» 本文
※ ※ ※
16  御本仏である日蓮大聖人は、海外には行かれていない。日本で仏法を習い究めていかれた。
 「(日蓮は)遠国の者・民が子」と誇らかに叫ばれ、五濁悪世の日本の真っただ中で、仏法の大革命をなされたのである。
 この民衆仏法の尊極なる魂が脈打っていたからこそ、大聖人の仏法は広宣流布してきたのだ。学会も、この大聖人の御精神を、永遠に持ち続けなければいけない。
 あの50年前の「大阪の戦い」でも、私とともに、多くの民衆が立ち上がってくれた。無名の庶民が、勇猛果敢に戦い、不可能を可能にして勝ったのだ。
 常に「師弟」をど真ん中にして、にぎやかに勝利へ突き進む。これが大関西の魂である。
 ともあれ、一番大事なのは民衆だ。そして、戦う心である。格好や形式ばかりにとらわれ、本当の開拓精神を忘れては、絶対にならない。
17  大哲理を学ぶ世界唯一の殿堂
 「学歴」は、信心とは関係ない。
 しかし、「学問」は大事だ。「一切の法は皆是れ仏法」であるからだ。
 わが愛する、優秀な学生部員たちが、多くの大学で真剣に学んでいる。また、海外に留学し、世界に雄飛する青年たちのために、私は全力で道を開いてきた。
 学べ! 学べ! 大いに学べ! 徹して学べ! 大いなる理想のために学ぶのだ。信心を根本に、学ぶことである。
※ ※ ※
レイアウト領域の行

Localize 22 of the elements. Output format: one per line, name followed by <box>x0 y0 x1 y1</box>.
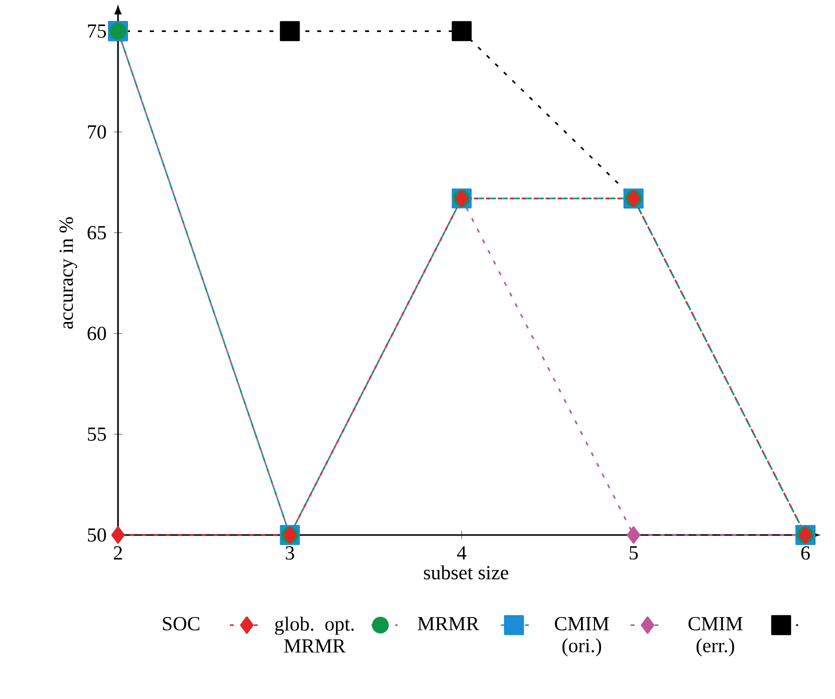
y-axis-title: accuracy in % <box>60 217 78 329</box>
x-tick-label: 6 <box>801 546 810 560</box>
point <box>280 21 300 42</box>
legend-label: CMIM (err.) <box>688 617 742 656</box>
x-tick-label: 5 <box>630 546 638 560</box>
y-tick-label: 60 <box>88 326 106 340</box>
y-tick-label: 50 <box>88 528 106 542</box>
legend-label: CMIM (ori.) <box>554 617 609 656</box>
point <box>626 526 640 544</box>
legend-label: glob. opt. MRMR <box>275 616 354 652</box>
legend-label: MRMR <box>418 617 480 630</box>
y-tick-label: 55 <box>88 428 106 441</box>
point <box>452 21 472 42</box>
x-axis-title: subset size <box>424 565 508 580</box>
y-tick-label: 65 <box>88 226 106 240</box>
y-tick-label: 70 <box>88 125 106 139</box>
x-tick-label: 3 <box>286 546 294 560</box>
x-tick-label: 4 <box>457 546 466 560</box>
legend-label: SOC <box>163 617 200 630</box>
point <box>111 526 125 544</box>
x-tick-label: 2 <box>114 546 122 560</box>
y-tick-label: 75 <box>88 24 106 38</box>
※ ※ ※
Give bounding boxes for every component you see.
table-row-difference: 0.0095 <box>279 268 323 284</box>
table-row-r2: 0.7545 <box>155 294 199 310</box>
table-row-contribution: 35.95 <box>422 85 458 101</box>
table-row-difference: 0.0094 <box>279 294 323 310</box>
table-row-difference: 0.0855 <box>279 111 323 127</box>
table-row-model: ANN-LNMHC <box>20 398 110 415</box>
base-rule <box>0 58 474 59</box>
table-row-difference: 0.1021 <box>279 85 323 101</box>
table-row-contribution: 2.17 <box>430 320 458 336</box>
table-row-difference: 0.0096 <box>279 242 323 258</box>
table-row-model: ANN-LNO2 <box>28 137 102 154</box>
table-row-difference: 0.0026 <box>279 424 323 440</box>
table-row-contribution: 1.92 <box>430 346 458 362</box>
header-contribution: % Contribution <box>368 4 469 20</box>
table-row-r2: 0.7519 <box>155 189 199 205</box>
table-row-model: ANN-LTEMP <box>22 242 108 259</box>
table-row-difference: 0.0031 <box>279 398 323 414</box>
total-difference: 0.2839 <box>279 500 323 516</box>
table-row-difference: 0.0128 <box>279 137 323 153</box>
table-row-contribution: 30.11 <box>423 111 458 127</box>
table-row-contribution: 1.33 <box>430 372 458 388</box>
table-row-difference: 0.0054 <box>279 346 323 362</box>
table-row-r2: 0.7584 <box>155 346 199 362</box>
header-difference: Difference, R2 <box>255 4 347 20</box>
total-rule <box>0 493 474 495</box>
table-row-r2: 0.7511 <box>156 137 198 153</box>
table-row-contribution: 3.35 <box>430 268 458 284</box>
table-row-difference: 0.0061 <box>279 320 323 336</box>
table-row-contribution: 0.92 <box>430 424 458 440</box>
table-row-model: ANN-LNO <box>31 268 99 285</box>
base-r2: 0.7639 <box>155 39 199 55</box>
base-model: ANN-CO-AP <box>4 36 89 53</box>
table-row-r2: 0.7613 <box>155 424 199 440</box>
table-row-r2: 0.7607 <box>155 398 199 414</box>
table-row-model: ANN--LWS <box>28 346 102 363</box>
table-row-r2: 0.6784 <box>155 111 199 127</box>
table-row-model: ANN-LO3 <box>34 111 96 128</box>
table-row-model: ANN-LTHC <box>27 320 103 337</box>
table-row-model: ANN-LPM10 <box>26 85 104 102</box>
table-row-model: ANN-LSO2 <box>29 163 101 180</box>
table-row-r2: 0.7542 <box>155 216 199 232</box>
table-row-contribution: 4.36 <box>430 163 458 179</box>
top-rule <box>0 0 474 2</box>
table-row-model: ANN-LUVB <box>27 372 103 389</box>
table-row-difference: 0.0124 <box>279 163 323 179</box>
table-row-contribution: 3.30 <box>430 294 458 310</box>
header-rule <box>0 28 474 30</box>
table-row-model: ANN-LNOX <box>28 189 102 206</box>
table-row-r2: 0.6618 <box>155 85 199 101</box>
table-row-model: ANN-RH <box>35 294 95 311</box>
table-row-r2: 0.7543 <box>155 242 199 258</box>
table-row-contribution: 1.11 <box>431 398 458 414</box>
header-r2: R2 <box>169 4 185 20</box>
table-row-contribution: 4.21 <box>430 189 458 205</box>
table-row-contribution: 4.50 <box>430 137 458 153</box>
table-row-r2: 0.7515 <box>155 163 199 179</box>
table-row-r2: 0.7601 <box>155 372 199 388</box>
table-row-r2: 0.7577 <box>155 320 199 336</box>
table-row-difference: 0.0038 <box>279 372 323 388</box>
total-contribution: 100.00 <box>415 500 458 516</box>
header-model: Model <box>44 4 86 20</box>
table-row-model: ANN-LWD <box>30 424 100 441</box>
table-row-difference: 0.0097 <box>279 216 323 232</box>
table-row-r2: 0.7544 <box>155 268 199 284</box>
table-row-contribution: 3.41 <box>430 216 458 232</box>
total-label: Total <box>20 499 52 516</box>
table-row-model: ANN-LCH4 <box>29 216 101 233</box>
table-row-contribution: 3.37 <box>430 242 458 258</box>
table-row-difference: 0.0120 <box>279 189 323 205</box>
※ ※ ※
» 設問
• 1. 本文の次の一文を英語に訳しなさい：「「学歴」は、信心とは関係ない。」
• 2. レイアウト領域の行のうち、「Give bounding boxes」を含む行から「table-row-contribution: 30.11 <box>423」を含む行までを、両端の行も含めてそのまま書き写しなさい。
これらの行は本文と何の関係もない。

» 解答
• 1. "Academic credentials" have nothing to do with faith.

• 2.
Give bounding boxes for every component you see.
table-row-difference: 0.0095 <box>279 268 323 284</box>
table-row-r2: 0.7545 <box>155 294 199 310</box>
table-row-contribution: 35.95 <box>422 85 458 101</box>
table-row-difference: 0.0094 <box>279 294 323 310</box>
table-row-difference: 0.0855 <box>279 111 323 127</box>
table-row-model: ANN-LNMHC <box>20 398 110 415</box>
base-rule <box>0 58 474 59</box>
table-row-difference: 0.1021 <box>279 85 323 101</box>
table-row-contribution: 2.17 <box>430 320 458 336</box>
table-row-difference: 0.0096 <box>279 242 323 258</box>
table-row-model: ANN-LNO2 <box>28 137 102 154</box>
table-row-difference: 0.0026 <box>279 424 323 440</box>
table-row-contribution: 1.92 <box>430 346 458 362</box>
header-contribution: % Contribution <box>368 4 469 20</box>
table-row-r2: 0.7519 <box>155 189 199 205</box>
table-row-model: ANN-LTEMP <box>22 242 108 259</box>
table-row-difference: 0.0031 <box>279 398 323 414</box>
total-difference: 0.2839 <box>279 500 323 516</box>
table-row-difference: 0.0128 <box>279 137 323 153</box>
table-row-contribution: 30.11 <box>423 111 458 127</box>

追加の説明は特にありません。